• [What you are asked to do]: Repeat word for word everything from the line containing "Read out every word on this page." to the end of the listing, first and last lines included, and only that.

• [Data excerpts]:
╔══

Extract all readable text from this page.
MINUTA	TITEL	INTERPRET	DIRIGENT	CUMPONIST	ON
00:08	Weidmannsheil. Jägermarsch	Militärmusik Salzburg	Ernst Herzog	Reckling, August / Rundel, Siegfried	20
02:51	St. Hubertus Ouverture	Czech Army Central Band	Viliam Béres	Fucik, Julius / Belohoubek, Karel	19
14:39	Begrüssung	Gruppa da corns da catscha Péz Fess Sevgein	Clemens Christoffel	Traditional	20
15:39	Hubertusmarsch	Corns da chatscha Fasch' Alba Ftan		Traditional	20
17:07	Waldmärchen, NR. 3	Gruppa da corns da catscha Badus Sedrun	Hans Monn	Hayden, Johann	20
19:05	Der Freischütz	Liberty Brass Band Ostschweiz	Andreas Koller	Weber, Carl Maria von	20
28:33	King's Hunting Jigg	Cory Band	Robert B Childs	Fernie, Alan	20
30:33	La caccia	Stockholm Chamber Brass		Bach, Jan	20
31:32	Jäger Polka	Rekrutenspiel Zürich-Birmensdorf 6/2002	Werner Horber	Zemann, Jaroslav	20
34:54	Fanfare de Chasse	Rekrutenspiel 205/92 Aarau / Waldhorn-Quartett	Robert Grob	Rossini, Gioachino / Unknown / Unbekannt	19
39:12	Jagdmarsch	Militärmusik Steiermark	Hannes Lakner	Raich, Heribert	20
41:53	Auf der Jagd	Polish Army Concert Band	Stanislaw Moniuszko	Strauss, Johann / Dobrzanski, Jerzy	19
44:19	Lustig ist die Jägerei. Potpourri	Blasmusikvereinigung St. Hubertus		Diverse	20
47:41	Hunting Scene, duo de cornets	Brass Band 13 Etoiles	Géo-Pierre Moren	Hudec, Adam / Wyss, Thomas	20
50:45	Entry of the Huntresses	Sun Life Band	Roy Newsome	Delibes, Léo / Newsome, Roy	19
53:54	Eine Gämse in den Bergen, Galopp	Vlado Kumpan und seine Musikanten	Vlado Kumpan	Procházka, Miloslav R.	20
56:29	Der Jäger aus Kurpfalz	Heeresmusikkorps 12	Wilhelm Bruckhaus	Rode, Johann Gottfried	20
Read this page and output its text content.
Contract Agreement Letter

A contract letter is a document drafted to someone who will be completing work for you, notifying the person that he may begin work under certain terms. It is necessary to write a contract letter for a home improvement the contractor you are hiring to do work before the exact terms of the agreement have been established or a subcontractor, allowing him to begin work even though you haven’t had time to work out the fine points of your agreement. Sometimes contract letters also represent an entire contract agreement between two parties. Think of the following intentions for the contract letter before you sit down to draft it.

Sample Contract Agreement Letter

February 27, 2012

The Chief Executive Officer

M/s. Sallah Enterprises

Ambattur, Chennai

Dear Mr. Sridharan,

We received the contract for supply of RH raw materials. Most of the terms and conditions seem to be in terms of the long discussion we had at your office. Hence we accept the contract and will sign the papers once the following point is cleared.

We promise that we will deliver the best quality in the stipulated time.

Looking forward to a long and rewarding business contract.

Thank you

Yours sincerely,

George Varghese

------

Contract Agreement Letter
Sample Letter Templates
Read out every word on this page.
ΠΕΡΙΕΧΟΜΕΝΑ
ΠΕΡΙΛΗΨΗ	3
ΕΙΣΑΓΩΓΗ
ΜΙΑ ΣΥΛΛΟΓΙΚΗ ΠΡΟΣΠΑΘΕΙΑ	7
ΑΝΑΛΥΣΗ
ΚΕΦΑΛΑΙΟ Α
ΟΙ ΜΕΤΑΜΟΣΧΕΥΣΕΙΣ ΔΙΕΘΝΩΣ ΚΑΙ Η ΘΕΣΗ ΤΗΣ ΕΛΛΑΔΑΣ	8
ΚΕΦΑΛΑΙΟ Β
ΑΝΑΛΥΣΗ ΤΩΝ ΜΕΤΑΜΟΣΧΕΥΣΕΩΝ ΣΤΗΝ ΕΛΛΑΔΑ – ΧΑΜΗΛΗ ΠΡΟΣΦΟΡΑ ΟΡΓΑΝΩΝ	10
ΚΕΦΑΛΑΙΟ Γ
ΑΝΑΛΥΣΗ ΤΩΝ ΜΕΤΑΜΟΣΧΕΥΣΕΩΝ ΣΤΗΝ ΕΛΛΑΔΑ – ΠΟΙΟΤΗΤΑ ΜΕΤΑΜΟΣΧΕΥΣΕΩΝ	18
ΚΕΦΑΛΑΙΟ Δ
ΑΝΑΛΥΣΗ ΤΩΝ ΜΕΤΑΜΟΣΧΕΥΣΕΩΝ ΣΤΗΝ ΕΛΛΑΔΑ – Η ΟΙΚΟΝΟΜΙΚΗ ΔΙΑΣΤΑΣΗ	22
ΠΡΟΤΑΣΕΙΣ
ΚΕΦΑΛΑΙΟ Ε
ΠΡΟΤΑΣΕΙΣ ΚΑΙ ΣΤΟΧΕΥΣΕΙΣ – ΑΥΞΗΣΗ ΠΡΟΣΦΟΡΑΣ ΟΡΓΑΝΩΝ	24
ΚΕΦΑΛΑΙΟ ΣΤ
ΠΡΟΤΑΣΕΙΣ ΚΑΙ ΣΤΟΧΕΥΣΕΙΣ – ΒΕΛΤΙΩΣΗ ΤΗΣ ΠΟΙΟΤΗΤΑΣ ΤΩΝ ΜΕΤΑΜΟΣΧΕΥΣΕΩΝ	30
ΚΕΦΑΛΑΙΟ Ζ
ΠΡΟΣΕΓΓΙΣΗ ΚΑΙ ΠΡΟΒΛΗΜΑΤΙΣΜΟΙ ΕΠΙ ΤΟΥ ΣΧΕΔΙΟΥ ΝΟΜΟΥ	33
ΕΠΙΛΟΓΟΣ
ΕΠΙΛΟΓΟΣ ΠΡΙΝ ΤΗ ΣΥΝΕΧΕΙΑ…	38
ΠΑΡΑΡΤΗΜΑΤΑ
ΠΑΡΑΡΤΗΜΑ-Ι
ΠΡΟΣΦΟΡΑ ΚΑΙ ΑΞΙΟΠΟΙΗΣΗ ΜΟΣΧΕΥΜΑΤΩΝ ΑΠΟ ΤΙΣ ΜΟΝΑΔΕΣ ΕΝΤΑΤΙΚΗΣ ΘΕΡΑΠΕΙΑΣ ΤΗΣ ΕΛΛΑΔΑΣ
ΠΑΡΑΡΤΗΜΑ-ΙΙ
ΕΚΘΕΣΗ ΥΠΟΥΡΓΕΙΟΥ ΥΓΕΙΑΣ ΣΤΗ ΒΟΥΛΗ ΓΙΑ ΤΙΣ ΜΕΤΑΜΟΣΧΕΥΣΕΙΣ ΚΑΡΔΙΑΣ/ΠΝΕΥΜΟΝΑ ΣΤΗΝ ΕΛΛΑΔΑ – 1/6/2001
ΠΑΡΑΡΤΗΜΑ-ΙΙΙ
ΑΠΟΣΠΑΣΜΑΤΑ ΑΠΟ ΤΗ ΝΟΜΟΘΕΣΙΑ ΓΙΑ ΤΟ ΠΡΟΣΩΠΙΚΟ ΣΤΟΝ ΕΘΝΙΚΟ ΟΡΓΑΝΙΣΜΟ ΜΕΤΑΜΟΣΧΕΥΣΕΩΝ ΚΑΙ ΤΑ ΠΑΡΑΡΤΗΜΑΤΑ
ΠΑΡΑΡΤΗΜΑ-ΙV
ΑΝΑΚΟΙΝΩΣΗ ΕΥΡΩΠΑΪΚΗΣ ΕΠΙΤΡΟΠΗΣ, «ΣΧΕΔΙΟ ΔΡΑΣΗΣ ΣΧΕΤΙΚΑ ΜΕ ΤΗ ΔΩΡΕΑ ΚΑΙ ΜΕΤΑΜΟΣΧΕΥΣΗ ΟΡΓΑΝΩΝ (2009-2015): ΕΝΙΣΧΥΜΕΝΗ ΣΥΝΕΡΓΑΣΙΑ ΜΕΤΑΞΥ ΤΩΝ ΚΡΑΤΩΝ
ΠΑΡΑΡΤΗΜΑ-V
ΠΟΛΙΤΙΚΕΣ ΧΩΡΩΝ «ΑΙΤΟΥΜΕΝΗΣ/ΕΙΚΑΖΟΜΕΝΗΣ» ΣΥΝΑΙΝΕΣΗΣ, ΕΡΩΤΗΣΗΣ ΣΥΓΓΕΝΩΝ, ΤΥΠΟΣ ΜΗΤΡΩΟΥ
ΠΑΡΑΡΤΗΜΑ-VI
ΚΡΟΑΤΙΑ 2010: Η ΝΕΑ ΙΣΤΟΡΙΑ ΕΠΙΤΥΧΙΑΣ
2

╚══

• [Expected output]:
Read out every word on this page.
ΠΕΡΙΕΧΟΜΕΝΑ
ΠΕΡΙΛΗΨΗ	3
ΕΙΣΑΓΩΓΗ
ΜΙΑ ΣΥΛΛΟΓΙΚΗ ΠΡΟΣΠΑΘΕΙΑ	7
ΑΝΑΛΥΣΗ
ΚΕΦΑΛΑΙΟ Α
ΟΙ ΜΕΤΑΜΟΣΧΕΥΣΕΙΣ ΔΙΕΘΝΩΣ ΚΑΙ Η ΘΕΣΗ ΤΗΣ ΕΛΛΑΔΑΣ	8
ΚΕΦΑΛΑΙΟ Β
ΑΝΑΛΥΣΗ ΤΩΝ ΜΕΤΑΜΟΣΧΕΥΣΕΩΝ ΣΤΗΝ ΕΛΛΑΔΑ – ΧΑΜΗΛΗ ΠΡΟΣΦΟΡΑ ΟΡΓΑΝΩΝ	10
ΚΕΦΑΛΑΙΟ Γ
ΑΝΑΛΥΣΗ ΤΩΝ ΜΕΤΑΜΟΣΧΕΥΣΕΩΝ ΣΤΗΝ ΕΛΛΑΔΑ – ΠΟΙΟΤΗΤΑ ΜΕΤΑΜΟΣΧΕΥΣΕΩΝ	18
ΚΕΦΑΛΑΙΟ Δ
ΑΝΑΛΥΣΗ ΤΩΝ ΜΕΤΑΜΟΣΧΕΥΣΕΩΝ ΣΤΗΝ ΕΛΛΑΔΑ – Η ΟΙΚΟΝΟΜΙΚΗ ΔΙΑΣΤΑΣΗ	22
ΠΡΟΤΑΣΕΙΣ
ΚΕΦΑΛΑΙΟ Ε
ΠΡΟΤΑΣΕΙΣ ΚΑΙ ΣΤΟΧΕΥΣΕΙΣ – ΑΥΞΗΣΗ ΠΡΟΣΦΟΡΑΣ ΟΡΓΑΝΩΝ	24
ΚΕΦΑΛΑΙΟ ΣΤ
ΠΡΟΤΑΣΕΙΣ ΚΑΙ ΣΤΟΧΕΥΣΕΙΣ – ΒΕΛΤΙΩΣΗ ΤΗΣ ΠΟΙΟΤΗΤΑΣ ΤΩΝ ΜΕΤΑΜΟΣΧΕΥΣΕΩΝ	30
ΚΕΦΑΛΑΙΟ Ζ
ΠΡΟΣΕΓΓΙΣΗ ΚΑΙ ΠΡΟΒΛΗΜΑΤΙΣΜΟΙ ΕΠΙ ΤΟΥ ΣΧΕΔΙΟΥ ΝΟΜΟΥ	33
ΕΠΙΛΟΓΟΣ
ΕΠΙΛΟΓΟΣ ΠΡΙΝ ΤΗ ΣΥΝΕΧΕΙΑ…	38
ΠΑΡΑΡΤΗΜΑΤΑ
ΠΑΡΑΡΤΗΜΑ-Ι
ΠΡΟΣΦΟΡΑ ΚΑΙ ΑΞΙΟΠΟΙΗΣΗ ΜΟΣΧΕΥΜΑΤΩΝ ΑΠΟ ΤΙΣ ΜΟΝΑΔΕΣ ΕΝΤΑΤΙΚΗΣ ΘΕΡΑΠΕΙΑΣ ΤΗΣ ΕΛΛΑΔΑΣ
ΠΑΡΑΡΤΗΜΑ-ΙΙ
ΕΚΘΕΣΗ ΥΠΟΥΡΓΕΙΟΥ ΥΓΕΙΑΣ ΣΤΗ ΒΟΥΛΗ ΓΙΑ ΤΙΣ ΜΕΤΑΜΟΣΧΕΥΣΕΙΣ ΚΑΡΔΙΑΣ/ΠΝΕΥΜΟΝΑ ΣΤΗΝ ΕΛΛΑΔΑ – 1/6/2001
ΠΑΡΑΡΤΗΜΑ-ΙΙΙ
ΑΠΟΣΠΑΣΜΑΤΑ ΑΠΟ ΤΗ ΝΟΜΟΘΕΣΙΑ ΓΙΑ ΤΟ ΠΡΟΣΩΠΙΚΟ ΣΤΟΝ ΕΘΝΙΚΟ ΟΡΓΑΝΙΣΜΟ ΜΕΤΑΜΟΣΧΕΥΣΕΩΝ ΚΑΙ ΤΑ ΠΑΡΑΡΤΗΜΑΤΑ
ΠΑΡΑΡΤΗΜΑ-ΙV
ΑΝΑΚΟΙΝΩΣΗ ΕΥΡΩΠΑΪΚΗΣ ΕΠΙΤΡΟΠΗΣ, «ΣΧΕΔΙΟ ΔΡΑΣΗΣ ΣΧΕΤΙΚΑ ΜΕ ΤΗ ΔΩΡΕΑ ΚΑΙ ΜΕΤΑΜΟΣΧΕΥΣΗ ΟΡΓΑΝΩΝ (2009-2015): ΕΝΙΣΧΥΜΕΝΗ ΣΥΝΕΡΓΑΣΙΑ ΜΕΤΑΞΥ ΤΩΝ ΚΡΑΤΩΝ
ΠΑΡΑΡΤΗΜΑ-V
ΠΟΛΙΤΙΚΕΣ ΧΩΡΩΝ «ΑΙΤΟΥΜΕΝΗΣ/ΕΙΚΑΖΟΜΕΝΗΣ» ΣΥΝΑΙΝΕΣΗΣ, ΕΡΩΤΗΣΗΣ ΣΥΓΓΕΝΩΝ, ΤΥΠΟΣ ΜΗΤΡΩΟΥ
ΠΑΡΑΡΤΗΜΑ-VI
ΚΡΟΑΤΙΑ 2010: Η ΝΕΑ ΙΣΤΟΡΙΑ ΕΠΙΤΥΧΙΑΣ
2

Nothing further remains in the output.